# [GIVEN INSTRUCTION]
Extract all lines in the data that contain the word "Utilizar".

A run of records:
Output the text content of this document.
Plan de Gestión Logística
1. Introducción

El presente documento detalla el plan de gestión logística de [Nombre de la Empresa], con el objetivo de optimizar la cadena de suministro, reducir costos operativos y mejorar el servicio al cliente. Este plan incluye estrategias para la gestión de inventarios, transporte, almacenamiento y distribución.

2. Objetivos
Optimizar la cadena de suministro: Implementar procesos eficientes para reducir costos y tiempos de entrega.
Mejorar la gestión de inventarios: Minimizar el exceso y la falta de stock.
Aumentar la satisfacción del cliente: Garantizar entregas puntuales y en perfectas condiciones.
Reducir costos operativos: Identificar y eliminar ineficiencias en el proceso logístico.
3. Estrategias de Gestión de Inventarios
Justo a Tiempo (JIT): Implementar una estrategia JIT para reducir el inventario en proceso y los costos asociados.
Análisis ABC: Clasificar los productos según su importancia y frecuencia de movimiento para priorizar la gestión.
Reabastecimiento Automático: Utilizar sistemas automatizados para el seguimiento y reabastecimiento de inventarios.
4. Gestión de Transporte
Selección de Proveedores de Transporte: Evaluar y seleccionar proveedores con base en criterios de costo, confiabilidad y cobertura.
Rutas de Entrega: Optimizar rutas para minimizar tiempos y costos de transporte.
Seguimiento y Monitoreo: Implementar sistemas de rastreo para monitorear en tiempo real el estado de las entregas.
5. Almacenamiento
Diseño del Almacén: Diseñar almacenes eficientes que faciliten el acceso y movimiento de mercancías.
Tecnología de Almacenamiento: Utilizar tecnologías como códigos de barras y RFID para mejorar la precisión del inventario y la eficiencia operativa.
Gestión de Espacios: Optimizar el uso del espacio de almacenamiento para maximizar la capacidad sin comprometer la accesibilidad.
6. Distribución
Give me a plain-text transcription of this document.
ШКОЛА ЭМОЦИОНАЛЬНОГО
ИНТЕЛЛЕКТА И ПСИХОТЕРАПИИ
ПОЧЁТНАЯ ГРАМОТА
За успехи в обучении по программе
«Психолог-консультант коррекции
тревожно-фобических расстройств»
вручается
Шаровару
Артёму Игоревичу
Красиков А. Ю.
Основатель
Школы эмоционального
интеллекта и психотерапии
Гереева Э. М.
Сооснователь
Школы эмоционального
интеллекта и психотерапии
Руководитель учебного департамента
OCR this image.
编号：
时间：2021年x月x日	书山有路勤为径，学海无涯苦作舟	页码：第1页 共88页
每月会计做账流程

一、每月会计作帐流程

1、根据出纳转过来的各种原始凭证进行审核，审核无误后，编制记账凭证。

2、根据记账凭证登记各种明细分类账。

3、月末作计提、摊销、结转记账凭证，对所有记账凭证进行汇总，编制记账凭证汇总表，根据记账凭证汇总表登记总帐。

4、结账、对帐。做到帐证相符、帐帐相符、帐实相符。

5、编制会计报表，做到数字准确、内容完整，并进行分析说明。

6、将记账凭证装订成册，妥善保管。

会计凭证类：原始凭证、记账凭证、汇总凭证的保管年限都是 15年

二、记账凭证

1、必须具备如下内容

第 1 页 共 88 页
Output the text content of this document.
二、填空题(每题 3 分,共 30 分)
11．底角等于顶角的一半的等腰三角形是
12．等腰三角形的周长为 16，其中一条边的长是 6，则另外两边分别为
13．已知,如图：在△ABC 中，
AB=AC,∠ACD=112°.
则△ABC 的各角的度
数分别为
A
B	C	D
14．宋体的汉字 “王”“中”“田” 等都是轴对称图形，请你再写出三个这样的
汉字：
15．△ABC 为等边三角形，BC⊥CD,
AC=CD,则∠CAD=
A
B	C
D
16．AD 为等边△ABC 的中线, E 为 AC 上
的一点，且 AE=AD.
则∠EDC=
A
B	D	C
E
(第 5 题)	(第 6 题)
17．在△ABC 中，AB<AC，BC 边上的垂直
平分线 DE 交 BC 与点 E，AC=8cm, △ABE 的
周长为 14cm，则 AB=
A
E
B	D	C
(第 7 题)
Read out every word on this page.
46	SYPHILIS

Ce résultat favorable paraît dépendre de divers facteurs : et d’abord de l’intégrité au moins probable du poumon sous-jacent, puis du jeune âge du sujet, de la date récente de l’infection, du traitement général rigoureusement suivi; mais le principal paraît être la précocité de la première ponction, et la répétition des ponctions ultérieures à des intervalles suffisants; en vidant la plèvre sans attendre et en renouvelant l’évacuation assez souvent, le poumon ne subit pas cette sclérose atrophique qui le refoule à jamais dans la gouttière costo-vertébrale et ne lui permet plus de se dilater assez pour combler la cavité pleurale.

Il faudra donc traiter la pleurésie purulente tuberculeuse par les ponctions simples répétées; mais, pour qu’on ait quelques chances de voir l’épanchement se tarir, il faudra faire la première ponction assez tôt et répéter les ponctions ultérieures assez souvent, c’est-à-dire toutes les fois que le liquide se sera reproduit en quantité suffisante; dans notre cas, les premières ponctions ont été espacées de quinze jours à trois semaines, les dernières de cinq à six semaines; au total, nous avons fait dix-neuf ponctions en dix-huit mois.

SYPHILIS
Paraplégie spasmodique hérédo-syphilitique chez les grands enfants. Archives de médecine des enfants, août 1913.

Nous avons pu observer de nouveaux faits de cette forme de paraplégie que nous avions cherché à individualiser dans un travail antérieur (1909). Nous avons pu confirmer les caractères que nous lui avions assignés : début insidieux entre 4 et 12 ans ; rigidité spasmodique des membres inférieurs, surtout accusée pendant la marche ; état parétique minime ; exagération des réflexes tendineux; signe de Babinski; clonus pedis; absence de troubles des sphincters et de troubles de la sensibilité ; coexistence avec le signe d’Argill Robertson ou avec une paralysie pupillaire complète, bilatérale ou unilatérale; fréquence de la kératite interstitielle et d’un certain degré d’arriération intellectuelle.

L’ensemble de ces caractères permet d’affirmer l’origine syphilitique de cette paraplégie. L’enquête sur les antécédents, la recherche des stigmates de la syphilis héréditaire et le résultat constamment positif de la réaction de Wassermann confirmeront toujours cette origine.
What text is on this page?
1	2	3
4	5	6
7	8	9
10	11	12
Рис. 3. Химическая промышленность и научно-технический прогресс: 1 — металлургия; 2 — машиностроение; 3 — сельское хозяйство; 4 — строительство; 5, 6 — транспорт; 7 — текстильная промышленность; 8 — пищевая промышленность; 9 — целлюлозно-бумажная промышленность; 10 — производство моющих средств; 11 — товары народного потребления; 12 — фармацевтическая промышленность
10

# [TASK ANSWER]
Reabastecimiento Automático: Utilizar sistemas automatizados para el seguimiento y reabastecimiento de inventarios.
Tecnología de Almacenamiento: Utilizar tecnologías como códigos de barras y RFID para mejorar la precisión del inventario y la eficiencia operativa.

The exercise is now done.